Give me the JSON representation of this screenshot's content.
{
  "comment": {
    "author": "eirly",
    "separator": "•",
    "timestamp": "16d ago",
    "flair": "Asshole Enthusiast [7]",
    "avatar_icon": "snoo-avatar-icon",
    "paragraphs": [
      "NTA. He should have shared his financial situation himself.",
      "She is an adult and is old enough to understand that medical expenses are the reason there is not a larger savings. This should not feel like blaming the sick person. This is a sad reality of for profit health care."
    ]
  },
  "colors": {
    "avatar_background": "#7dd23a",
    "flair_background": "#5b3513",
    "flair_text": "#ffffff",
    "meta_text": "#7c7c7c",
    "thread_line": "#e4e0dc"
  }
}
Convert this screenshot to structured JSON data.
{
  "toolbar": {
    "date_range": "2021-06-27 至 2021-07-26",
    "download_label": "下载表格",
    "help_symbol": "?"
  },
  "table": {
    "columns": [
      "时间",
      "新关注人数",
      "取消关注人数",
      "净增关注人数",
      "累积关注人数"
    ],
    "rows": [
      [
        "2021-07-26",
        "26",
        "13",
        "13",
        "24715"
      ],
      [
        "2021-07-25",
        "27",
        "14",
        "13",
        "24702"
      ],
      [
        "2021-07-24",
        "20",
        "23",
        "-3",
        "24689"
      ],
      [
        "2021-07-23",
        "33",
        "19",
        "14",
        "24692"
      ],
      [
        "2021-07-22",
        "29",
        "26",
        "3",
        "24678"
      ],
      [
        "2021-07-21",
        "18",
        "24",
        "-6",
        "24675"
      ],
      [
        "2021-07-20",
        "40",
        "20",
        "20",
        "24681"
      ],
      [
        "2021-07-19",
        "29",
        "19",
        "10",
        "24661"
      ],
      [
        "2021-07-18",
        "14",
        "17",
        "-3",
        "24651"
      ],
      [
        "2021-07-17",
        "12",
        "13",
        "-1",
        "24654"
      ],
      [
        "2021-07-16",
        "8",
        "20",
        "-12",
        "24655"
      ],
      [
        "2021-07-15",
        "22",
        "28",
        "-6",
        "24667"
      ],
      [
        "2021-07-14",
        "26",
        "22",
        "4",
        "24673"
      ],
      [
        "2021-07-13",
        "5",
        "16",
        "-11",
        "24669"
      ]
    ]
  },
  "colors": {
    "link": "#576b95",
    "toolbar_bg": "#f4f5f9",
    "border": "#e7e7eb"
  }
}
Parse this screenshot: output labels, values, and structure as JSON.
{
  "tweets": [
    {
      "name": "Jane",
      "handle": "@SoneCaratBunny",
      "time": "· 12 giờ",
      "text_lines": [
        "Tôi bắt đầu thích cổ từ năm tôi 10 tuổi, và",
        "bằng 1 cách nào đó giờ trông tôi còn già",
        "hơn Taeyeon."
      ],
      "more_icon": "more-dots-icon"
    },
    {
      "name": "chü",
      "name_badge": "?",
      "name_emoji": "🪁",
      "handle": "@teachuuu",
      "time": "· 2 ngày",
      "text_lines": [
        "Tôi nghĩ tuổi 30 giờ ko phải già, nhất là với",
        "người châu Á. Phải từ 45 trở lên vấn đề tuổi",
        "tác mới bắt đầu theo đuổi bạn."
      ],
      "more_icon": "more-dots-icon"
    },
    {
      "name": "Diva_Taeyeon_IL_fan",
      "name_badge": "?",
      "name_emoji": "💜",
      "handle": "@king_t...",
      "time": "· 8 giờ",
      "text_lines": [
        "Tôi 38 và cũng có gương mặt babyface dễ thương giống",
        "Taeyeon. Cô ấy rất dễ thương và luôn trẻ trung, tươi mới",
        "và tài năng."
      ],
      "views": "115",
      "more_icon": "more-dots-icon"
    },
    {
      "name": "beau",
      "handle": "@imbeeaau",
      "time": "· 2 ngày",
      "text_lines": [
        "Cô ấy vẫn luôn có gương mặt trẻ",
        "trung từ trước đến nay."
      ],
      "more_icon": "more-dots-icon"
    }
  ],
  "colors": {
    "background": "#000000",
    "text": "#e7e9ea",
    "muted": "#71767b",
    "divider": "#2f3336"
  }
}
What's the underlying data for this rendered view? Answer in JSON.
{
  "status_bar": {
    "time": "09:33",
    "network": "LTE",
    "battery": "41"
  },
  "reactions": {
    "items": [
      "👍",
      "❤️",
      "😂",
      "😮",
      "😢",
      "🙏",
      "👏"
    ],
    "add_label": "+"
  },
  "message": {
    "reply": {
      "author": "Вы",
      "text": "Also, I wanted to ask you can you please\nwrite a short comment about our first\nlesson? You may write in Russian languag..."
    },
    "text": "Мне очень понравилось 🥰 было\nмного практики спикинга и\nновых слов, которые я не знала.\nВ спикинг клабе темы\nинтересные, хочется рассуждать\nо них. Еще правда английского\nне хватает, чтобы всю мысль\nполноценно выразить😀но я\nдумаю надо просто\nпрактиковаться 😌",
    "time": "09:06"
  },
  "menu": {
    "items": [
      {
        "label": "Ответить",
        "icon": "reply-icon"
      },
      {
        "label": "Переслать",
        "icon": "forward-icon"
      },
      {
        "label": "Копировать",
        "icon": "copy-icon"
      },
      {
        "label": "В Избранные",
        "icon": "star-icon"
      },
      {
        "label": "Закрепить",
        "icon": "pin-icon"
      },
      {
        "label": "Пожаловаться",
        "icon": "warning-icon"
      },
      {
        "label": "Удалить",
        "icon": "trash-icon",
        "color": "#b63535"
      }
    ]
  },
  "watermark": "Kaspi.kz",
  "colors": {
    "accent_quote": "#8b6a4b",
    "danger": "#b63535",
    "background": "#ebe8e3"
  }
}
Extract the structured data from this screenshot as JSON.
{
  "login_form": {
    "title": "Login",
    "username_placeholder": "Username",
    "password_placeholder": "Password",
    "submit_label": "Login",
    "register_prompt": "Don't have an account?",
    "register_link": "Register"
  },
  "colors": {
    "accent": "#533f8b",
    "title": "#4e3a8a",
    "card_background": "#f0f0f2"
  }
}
++++
Prompt: From the records above, pull out each line that has "icon".

The reply:
    "avatar_icon": "snoo-avatar-icon",
      "more_icon": "more-dots-icon"
      "more_icon": "more-dots-icon"
      "more_icon": "more-dots-icon"
      "more_icon": "more-dots-icon"
        "icon": "reply-icon"
        "icon": "forward-icon"
        "icon": "copy-icon"
        "icon": "star-icon"
        "icon": "pin-icon"
        "icon": "warning-icon"
        "icon": "trash-icon",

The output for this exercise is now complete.